Available data ->

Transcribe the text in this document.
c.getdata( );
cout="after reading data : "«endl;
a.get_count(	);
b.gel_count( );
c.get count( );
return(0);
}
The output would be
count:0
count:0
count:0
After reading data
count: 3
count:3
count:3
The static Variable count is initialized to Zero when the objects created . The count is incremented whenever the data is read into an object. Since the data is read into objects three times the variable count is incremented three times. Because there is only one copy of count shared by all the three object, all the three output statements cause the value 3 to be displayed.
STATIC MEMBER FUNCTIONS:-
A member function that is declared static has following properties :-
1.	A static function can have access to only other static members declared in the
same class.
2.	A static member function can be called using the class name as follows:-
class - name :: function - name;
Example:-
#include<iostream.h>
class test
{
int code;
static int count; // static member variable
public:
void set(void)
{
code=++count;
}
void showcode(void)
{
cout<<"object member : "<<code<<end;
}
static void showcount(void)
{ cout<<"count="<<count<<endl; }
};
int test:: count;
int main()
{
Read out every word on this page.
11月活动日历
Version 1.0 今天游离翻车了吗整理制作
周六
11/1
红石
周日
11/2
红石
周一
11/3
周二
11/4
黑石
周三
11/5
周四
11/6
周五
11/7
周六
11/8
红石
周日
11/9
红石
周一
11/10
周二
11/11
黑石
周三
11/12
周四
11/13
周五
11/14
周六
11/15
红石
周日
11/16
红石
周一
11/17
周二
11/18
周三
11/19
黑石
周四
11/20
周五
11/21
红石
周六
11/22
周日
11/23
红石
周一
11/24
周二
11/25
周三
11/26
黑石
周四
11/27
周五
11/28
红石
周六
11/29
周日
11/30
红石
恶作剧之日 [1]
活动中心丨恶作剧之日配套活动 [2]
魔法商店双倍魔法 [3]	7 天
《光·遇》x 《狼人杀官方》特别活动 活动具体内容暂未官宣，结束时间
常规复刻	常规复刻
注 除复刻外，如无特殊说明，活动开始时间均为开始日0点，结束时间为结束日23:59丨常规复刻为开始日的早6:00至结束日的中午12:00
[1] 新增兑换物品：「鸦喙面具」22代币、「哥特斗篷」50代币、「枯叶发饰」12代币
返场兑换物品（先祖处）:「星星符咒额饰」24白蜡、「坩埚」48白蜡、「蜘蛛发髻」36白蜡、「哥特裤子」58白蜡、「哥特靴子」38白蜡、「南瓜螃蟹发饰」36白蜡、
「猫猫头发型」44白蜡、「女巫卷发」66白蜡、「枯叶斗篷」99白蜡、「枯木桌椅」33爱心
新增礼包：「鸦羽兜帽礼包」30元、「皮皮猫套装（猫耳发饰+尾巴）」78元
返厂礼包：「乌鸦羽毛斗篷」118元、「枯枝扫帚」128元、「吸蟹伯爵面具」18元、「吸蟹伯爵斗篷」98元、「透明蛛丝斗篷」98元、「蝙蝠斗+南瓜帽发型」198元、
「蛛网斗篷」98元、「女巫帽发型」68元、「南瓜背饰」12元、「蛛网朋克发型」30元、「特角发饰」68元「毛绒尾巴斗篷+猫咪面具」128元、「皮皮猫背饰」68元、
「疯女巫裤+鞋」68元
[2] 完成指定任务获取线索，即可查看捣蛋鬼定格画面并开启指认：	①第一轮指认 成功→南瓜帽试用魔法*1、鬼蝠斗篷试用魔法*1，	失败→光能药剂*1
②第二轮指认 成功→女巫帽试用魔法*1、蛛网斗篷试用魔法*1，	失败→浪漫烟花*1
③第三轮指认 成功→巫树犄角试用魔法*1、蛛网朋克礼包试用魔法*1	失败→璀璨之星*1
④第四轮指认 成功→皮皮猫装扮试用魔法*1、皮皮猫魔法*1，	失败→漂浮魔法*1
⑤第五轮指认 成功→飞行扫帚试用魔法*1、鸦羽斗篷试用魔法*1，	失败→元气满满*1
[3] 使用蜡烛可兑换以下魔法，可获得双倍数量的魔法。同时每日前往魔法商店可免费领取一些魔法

The task -> Where a line of the entries contains the word "name", copy that line.

Correct result ->
2.	A static member function can be called using the class name as follows:-
class - name :: function - name;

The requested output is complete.